Work out how many lines of the listing hold the string "have", then answer with that number and nothing else.

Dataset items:
##########
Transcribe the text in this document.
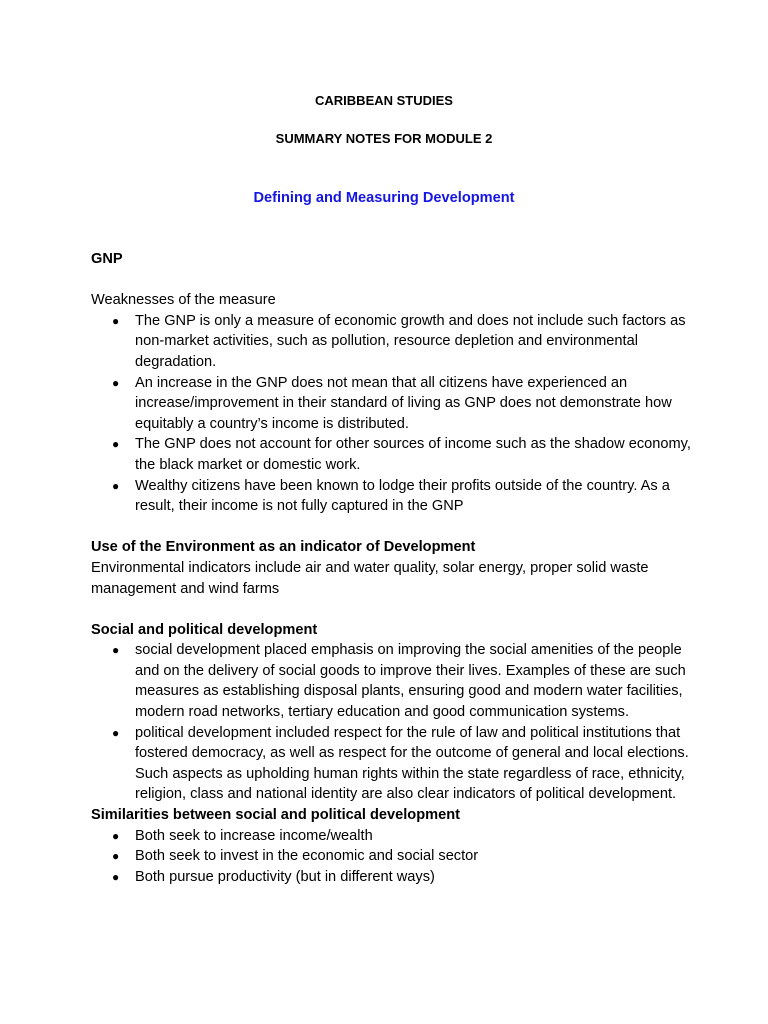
CARIBBEAN STUDIES
SUMMARY NOTES FOR MODULE 2
Defining and Measuring Development

GNP

Weaknesses of the measure

● The GNP is only a measure of economic growth and does not include such factors as non-market activities, such as pollution, resource depletion and environmental degradation.
● An increase in the GNP does not mean that all citizens have experienced an increase/improvement in their standard of living as GNP does not demonstrate how equitably a country’s income is distributed.
● The GNP does not account for other sources of income such as the shadow economy, the black market or domestic work.
● Wealthy citizens have been known to lodge their profits outside of the country. As a result, their income is not fully captured in the GNP

Use of the Environment as an indicator of Development

Environmental indicators include air and water quality, solar energy, proper solid waste management and wind farms

Social and political development

● social development placed emphasis on improving the social amenities of the people and on the delivery of social goods to improve their lives. Examples of these are such measures as establishing disposal plants, ensuring good and modern water facilities, modern road networks, tertiary education and good communication systems.
● political development included respect for the rule of law and political institutions that fostered democracy, as well as respect for the outcome of general and local elections. Such aspects as upholding human rights within the state regardless of race, ethnicity, religion, class and national identity are also clear indicators of political development.

Similarities between social and political development

● Both seek to increase income/wealth
● Both seek to invest in the economic and social sector
● Both pursue productivity (but in different ways)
##########
» OUTPUT OF THE TASK: 2